#### Data entries ####

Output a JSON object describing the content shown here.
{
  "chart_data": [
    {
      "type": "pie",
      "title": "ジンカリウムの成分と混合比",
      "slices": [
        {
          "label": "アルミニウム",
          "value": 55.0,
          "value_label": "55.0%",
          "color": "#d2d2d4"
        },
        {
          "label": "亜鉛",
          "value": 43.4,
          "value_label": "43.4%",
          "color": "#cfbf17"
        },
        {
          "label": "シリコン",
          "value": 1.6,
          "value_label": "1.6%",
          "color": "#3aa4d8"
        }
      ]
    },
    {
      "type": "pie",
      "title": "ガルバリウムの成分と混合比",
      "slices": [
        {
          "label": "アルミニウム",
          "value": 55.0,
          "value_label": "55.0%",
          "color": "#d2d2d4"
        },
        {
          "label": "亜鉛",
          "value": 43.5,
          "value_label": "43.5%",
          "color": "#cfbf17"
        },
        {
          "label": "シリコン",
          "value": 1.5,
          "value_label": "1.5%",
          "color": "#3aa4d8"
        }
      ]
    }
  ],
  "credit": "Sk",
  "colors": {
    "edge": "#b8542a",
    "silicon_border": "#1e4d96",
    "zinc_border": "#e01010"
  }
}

####

→ **The exercise**:
Check every line of the data above for the string "title", and copy those that have it.

→ **Written answer**:
      "title": "ジンカリウムの成分と混合比",
      "title": "ガルバリウムの成分と混合比",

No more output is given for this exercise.